(Items from a figure collection)
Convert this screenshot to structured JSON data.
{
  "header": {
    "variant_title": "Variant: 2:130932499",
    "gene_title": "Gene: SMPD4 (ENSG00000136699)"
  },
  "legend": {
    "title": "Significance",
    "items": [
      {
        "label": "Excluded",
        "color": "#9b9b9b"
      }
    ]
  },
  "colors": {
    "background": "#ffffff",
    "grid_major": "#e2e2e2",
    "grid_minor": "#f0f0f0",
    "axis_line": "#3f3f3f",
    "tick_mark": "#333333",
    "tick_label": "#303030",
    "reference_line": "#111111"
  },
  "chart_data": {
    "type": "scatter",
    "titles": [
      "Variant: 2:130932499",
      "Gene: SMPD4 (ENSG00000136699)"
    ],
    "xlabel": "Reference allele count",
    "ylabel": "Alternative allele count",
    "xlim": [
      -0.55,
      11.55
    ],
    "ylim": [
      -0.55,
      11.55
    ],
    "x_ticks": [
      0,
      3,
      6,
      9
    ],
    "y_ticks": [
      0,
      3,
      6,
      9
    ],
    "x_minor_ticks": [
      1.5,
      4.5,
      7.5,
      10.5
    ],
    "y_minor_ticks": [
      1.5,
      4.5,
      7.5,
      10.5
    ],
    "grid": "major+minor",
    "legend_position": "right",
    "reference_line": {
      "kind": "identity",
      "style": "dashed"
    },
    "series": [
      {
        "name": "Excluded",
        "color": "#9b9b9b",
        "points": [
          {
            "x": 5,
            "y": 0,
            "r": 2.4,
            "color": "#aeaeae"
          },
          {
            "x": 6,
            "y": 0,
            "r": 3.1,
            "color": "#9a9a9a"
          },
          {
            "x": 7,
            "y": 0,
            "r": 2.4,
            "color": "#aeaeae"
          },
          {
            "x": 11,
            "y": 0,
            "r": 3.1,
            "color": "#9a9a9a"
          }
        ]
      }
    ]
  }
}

TASK INSTRUCTIONS |
Only lines with the string "Gene" belong in your answer; copy each one.

FINAL RESULT |
    "gene_title": "Gene: SMPD4 (ENSG00000136699)"
      "Gene: SMPD4 (ENSG00000136699)"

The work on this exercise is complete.